[START GIVEN RECORDS]
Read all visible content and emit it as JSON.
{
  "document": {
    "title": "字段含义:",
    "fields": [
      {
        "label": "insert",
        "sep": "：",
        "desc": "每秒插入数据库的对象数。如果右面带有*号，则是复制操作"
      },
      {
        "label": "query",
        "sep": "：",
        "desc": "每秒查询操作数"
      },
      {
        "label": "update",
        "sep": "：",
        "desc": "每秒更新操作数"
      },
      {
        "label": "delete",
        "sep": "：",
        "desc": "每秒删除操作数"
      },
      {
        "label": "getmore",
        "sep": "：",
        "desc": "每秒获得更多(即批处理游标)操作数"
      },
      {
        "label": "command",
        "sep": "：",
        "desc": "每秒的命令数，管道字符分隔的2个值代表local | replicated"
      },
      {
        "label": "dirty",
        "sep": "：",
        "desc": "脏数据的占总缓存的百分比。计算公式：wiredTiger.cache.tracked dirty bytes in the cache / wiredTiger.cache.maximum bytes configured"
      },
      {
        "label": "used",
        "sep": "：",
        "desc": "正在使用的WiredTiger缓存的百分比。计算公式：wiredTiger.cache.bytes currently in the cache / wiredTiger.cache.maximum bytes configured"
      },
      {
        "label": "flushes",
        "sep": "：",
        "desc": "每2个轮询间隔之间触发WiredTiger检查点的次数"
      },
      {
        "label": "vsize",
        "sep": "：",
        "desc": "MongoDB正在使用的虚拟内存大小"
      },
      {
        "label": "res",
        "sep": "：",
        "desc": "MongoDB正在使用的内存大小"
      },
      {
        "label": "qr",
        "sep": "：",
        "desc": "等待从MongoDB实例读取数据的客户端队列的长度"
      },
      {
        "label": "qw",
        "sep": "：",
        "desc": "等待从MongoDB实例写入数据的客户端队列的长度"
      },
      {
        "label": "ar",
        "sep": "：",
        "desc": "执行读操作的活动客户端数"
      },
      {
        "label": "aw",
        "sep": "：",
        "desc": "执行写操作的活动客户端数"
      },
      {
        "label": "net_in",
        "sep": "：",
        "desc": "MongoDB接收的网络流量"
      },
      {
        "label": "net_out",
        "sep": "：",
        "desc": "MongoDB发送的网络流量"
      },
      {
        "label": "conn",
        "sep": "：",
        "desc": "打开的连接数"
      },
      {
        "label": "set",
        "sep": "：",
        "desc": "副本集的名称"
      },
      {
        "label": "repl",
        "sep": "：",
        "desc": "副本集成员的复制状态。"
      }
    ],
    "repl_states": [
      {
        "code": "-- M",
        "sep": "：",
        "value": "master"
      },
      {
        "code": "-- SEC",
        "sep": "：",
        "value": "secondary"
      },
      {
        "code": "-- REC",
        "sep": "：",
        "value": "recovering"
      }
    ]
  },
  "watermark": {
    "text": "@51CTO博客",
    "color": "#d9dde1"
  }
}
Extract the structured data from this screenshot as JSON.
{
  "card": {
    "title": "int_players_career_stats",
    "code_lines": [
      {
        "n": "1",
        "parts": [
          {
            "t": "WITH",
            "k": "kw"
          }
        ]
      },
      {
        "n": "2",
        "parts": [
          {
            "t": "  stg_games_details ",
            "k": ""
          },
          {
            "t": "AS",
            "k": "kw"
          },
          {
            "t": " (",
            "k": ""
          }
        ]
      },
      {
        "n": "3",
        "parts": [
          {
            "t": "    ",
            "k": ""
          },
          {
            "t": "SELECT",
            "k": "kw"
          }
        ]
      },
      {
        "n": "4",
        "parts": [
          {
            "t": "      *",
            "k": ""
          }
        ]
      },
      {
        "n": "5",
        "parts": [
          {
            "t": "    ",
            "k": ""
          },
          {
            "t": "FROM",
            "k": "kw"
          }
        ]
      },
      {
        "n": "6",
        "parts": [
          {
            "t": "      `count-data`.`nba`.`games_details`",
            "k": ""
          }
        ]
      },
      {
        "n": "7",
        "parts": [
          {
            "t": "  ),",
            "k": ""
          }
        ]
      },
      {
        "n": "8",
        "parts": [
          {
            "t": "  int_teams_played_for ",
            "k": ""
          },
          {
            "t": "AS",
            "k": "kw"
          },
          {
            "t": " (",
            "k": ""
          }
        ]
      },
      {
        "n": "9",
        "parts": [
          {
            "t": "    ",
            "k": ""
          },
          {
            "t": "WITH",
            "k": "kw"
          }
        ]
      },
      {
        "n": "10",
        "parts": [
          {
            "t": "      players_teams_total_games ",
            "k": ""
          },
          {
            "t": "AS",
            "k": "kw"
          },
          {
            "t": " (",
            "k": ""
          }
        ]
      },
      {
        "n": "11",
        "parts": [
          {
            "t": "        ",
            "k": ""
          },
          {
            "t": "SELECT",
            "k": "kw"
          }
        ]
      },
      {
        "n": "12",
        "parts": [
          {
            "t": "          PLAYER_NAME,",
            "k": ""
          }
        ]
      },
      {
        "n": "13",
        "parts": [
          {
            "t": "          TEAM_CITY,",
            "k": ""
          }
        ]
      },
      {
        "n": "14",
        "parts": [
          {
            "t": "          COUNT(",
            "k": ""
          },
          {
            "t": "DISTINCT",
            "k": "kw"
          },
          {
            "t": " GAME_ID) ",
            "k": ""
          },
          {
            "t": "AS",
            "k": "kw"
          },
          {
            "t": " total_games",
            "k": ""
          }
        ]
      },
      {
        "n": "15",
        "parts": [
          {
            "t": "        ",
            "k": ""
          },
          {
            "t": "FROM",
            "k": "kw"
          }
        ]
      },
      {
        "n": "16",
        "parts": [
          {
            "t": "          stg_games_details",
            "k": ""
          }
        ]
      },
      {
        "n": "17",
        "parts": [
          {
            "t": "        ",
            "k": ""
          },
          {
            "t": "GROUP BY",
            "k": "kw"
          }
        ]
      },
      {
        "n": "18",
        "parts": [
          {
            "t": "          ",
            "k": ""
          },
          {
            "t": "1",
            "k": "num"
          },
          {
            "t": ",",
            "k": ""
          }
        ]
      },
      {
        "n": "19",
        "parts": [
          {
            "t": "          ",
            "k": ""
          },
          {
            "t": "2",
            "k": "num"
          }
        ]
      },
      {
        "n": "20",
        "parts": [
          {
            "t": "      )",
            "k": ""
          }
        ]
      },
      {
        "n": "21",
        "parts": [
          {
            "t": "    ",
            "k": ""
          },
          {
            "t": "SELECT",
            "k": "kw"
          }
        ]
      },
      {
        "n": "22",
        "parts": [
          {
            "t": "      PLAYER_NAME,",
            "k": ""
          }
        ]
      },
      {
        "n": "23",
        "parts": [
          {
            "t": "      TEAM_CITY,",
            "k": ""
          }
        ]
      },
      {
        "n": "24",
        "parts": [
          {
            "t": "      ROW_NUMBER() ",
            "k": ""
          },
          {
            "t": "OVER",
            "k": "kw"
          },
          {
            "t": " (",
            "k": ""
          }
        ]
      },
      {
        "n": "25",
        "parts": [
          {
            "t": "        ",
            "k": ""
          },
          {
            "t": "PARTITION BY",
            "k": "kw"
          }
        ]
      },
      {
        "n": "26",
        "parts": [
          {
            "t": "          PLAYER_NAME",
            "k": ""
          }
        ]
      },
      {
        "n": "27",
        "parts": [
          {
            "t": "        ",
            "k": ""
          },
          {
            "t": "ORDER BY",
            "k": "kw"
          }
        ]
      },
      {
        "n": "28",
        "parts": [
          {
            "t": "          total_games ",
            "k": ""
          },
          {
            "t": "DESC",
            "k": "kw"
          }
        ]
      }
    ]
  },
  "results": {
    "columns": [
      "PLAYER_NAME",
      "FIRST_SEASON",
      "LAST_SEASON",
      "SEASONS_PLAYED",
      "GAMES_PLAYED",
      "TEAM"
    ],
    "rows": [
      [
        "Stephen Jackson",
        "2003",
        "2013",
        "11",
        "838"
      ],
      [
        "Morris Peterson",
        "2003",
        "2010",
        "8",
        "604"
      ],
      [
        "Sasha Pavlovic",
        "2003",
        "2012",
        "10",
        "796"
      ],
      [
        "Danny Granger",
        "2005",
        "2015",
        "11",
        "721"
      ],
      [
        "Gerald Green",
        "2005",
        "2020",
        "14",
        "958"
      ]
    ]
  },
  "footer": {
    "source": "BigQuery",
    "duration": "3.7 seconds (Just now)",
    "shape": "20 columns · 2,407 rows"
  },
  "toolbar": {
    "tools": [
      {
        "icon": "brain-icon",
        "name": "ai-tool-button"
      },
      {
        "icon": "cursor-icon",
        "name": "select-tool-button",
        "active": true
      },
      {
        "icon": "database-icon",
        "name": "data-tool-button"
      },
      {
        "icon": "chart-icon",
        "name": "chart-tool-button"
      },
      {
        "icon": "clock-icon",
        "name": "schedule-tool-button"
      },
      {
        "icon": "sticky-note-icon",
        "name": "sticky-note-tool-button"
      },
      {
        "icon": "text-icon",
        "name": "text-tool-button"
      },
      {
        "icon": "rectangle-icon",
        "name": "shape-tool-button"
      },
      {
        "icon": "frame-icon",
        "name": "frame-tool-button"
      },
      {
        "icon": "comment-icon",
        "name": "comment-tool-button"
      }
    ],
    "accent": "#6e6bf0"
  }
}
[END GIVEN RECORDS]
* [WHAT THE EXERCISE ASKS]: Where a line in the material above holds "sticky", copy that line.

* [OUTPUT OF THE TASK]:
        "icon": "sticky-note-icon",
        "name": "sticky-note-tool-button"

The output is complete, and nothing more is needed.